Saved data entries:
● ● ● ● ●
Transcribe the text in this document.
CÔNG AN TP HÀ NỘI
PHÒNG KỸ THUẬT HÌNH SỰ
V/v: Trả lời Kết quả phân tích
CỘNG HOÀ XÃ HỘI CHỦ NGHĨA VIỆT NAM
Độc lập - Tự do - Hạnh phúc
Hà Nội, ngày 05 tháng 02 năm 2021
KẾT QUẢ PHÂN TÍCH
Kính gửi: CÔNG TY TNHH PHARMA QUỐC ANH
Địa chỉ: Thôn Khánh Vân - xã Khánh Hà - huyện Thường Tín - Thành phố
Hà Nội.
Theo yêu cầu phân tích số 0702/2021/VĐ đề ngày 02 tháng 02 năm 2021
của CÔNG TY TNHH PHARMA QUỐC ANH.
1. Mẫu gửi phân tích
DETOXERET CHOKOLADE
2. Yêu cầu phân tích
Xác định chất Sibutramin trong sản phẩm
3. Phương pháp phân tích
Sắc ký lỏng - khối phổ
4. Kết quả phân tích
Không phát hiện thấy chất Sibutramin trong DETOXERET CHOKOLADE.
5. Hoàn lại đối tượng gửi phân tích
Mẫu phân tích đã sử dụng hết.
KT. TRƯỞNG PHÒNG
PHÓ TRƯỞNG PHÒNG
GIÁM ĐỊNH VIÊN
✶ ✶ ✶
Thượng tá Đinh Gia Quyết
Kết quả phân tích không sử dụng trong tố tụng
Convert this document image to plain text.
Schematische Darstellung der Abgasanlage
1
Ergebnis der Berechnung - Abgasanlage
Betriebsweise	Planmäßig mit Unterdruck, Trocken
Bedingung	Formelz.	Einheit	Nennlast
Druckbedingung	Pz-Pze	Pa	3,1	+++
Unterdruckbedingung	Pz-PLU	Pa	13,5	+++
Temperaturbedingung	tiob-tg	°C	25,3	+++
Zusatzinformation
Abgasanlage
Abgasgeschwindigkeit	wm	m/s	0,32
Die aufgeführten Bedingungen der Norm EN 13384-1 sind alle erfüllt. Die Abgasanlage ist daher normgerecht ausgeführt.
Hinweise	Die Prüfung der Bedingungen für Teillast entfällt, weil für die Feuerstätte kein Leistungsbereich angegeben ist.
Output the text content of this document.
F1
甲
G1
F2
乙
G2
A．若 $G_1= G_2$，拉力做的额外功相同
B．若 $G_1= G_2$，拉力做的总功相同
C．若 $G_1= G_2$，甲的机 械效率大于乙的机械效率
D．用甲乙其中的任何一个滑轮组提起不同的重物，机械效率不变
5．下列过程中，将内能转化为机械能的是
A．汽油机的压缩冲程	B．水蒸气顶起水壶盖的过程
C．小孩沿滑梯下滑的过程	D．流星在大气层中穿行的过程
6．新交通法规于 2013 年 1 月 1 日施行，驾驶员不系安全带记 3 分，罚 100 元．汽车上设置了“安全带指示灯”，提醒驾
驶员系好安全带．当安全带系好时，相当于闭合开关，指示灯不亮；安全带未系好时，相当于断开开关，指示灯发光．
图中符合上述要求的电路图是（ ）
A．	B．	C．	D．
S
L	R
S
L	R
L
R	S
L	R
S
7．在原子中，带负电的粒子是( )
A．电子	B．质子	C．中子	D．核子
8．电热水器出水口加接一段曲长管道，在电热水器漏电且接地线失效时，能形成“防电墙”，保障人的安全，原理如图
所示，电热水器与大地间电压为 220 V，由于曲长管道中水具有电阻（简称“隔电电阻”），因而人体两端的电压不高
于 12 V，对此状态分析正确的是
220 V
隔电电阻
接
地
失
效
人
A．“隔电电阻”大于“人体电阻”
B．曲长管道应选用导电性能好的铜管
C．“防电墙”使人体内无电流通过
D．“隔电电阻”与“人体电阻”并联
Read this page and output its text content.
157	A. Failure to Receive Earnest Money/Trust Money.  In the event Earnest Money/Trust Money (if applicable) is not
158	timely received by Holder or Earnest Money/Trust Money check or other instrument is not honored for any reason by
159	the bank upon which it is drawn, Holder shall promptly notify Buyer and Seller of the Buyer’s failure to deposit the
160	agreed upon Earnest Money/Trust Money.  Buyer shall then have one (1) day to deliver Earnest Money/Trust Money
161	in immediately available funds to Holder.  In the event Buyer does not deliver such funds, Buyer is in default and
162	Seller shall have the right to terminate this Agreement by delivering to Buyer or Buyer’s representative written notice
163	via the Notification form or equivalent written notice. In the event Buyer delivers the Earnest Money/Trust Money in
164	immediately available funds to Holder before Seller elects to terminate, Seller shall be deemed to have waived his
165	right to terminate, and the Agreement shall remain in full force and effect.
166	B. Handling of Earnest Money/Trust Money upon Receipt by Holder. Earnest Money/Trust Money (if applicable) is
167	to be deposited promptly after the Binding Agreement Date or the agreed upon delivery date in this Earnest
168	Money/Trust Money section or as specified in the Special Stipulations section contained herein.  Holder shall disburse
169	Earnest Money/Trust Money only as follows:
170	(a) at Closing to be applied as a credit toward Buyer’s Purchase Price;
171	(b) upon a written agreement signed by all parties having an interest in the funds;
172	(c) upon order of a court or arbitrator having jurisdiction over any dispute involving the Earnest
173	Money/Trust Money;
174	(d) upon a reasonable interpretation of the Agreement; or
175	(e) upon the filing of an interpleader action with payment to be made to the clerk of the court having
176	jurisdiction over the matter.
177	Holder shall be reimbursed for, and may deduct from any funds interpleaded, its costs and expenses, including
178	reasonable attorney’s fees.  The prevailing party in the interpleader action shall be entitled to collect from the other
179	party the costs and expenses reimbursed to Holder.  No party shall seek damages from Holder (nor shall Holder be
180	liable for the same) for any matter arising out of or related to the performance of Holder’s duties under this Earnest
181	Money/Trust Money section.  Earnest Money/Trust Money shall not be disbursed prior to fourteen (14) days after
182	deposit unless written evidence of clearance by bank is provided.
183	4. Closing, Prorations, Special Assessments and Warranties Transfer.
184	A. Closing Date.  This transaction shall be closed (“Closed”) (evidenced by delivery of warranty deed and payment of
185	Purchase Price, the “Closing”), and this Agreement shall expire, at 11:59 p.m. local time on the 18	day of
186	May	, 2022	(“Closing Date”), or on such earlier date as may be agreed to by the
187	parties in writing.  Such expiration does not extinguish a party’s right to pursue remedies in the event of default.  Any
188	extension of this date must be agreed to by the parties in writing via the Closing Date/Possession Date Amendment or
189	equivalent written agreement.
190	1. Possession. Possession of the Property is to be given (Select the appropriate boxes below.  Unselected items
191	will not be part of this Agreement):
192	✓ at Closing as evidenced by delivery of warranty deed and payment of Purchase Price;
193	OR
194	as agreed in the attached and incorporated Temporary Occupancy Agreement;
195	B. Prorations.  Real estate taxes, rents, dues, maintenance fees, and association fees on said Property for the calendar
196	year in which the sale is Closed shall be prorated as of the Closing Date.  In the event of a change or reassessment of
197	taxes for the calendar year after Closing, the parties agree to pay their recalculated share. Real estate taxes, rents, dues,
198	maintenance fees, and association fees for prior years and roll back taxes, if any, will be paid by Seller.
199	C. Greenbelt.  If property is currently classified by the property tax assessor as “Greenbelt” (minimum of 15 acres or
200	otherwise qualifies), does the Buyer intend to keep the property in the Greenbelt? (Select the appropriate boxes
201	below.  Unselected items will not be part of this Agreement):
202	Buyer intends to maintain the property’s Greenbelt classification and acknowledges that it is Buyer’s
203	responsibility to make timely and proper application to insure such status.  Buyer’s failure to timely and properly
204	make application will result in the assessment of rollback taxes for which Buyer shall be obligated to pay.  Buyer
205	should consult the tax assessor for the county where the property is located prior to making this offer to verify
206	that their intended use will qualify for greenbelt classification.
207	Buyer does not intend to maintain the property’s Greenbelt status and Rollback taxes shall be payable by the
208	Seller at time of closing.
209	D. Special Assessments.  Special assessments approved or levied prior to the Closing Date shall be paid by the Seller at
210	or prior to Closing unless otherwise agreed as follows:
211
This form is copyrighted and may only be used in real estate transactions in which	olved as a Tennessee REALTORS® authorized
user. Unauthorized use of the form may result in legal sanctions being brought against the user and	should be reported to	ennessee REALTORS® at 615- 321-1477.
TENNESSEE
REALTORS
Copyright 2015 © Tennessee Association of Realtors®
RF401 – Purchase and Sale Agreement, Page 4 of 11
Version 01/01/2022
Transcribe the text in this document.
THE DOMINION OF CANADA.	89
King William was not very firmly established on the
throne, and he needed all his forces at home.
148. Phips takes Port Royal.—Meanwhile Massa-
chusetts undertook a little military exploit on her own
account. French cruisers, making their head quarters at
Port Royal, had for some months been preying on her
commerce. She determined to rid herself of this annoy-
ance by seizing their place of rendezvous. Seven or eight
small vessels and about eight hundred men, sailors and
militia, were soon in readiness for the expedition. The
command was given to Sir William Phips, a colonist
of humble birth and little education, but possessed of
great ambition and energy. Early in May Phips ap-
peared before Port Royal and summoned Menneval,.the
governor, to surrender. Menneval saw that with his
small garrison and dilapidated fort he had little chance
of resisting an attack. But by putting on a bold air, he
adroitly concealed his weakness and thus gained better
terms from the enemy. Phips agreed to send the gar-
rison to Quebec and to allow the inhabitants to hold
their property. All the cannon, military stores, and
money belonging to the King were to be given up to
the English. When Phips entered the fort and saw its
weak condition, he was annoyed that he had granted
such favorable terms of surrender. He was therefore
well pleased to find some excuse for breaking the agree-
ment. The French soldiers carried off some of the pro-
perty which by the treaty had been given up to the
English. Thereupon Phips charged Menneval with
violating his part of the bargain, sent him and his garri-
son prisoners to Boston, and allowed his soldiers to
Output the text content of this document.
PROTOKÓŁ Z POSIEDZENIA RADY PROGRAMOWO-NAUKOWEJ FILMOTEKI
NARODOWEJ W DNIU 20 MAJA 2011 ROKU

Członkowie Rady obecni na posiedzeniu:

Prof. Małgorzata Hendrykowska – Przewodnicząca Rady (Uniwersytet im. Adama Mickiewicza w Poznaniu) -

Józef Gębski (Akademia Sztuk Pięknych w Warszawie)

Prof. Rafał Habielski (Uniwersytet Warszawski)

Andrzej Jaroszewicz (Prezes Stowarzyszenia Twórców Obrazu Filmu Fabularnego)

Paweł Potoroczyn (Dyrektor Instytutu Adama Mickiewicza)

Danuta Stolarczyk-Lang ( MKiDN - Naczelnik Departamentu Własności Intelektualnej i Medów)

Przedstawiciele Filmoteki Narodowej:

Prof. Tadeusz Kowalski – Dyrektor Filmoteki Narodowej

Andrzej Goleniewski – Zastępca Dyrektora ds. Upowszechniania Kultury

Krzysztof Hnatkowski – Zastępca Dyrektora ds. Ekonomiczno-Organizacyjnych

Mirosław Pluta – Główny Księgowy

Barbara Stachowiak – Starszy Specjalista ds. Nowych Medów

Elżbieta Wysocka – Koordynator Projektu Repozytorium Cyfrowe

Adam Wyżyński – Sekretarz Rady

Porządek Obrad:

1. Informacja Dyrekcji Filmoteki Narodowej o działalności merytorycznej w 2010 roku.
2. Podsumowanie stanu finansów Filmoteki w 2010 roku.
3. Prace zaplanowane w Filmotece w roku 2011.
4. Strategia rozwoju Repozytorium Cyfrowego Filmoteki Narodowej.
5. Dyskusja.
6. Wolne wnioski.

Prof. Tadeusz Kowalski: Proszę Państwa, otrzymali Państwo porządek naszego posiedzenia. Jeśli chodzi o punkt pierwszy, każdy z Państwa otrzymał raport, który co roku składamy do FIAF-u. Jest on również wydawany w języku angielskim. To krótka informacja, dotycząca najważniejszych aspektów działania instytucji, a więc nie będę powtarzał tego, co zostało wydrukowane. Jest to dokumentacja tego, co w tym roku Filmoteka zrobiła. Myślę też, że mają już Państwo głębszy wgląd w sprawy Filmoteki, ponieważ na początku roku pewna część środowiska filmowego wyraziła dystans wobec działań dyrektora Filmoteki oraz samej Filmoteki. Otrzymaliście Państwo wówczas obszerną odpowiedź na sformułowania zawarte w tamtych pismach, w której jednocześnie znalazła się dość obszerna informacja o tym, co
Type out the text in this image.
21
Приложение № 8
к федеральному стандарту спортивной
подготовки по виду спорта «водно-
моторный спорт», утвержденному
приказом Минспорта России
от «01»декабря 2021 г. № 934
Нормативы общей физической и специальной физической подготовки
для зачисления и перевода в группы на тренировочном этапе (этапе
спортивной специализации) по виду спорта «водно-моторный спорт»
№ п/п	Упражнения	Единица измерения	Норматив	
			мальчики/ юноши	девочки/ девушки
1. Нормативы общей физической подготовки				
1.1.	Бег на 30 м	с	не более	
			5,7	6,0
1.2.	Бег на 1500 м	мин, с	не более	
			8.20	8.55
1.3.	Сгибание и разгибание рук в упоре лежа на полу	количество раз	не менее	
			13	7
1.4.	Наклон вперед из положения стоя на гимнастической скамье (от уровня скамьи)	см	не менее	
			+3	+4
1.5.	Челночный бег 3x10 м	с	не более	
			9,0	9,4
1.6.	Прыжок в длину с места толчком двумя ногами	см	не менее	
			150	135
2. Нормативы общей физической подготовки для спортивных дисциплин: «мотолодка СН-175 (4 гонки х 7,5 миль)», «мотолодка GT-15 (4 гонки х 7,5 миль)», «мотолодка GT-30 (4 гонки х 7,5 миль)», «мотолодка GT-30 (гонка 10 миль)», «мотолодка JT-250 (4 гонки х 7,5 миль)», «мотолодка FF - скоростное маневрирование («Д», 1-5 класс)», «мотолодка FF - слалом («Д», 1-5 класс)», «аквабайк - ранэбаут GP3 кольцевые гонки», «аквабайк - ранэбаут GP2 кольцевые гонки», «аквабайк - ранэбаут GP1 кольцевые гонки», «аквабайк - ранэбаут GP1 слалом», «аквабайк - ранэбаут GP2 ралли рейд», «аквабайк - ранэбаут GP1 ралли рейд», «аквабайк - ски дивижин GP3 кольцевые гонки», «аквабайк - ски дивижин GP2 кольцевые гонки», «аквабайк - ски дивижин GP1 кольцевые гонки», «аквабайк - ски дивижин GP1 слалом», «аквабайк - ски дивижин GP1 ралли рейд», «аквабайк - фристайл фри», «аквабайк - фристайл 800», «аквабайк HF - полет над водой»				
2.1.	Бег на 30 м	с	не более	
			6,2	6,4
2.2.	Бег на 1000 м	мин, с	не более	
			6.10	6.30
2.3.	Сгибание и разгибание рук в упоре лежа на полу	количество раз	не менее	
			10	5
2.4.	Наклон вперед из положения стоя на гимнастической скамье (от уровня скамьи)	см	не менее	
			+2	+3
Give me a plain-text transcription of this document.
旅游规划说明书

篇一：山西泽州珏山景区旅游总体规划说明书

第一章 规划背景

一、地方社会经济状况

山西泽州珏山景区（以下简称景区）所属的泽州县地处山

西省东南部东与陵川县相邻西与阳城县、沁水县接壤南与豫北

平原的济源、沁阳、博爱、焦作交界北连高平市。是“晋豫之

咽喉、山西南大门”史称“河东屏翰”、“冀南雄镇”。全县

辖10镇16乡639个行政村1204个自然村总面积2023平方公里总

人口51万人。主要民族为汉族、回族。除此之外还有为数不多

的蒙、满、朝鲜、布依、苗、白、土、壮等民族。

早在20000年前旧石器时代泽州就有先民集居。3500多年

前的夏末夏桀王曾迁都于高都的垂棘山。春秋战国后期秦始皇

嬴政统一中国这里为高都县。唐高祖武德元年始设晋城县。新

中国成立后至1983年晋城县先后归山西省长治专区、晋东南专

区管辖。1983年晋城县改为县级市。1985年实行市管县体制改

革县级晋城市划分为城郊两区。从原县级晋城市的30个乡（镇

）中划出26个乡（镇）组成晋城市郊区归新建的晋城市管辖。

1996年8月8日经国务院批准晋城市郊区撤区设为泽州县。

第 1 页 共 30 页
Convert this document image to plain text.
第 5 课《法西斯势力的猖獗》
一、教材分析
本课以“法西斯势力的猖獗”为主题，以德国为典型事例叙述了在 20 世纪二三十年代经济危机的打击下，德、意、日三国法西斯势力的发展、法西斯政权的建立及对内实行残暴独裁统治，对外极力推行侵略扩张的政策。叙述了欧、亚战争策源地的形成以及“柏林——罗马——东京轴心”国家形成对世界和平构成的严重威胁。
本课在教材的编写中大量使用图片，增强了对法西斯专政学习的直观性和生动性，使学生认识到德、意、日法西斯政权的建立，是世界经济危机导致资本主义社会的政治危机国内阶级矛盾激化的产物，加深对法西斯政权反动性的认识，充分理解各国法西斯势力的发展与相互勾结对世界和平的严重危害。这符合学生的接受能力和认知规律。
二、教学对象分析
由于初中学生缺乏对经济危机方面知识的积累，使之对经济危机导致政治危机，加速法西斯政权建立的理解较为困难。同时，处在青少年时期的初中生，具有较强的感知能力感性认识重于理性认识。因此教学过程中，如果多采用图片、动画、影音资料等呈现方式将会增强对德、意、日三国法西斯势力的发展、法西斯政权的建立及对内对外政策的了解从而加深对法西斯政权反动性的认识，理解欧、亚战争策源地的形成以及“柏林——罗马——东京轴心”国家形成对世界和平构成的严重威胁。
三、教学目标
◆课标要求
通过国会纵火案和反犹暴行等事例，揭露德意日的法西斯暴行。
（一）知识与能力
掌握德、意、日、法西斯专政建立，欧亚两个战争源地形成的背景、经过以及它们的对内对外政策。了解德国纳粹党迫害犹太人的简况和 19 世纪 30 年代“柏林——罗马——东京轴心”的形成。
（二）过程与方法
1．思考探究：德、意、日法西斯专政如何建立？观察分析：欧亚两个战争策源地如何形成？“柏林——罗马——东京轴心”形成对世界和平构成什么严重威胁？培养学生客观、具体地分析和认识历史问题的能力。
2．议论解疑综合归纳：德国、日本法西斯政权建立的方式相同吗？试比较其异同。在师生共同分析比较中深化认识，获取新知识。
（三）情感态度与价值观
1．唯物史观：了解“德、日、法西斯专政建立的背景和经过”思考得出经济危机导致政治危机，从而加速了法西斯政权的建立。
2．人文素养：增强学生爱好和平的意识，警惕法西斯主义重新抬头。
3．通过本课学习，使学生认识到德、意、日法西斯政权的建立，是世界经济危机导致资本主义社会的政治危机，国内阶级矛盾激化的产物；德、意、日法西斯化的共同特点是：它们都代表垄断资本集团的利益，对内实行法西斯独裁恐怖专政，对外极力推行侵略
● ● ● ● ●
OBJECTIVE:
Check the data for the word "Наклон" and pull out the lines that have it.

FINAL RESULT:
1.4.	Наклон вперед из положения стоя на гимнастической скамье (от уровня скамьи)	см	не менее	
2.4.	Наклон вперед из положения стоя на гимнастической скамье (от уровня скамьи)	см	не менее	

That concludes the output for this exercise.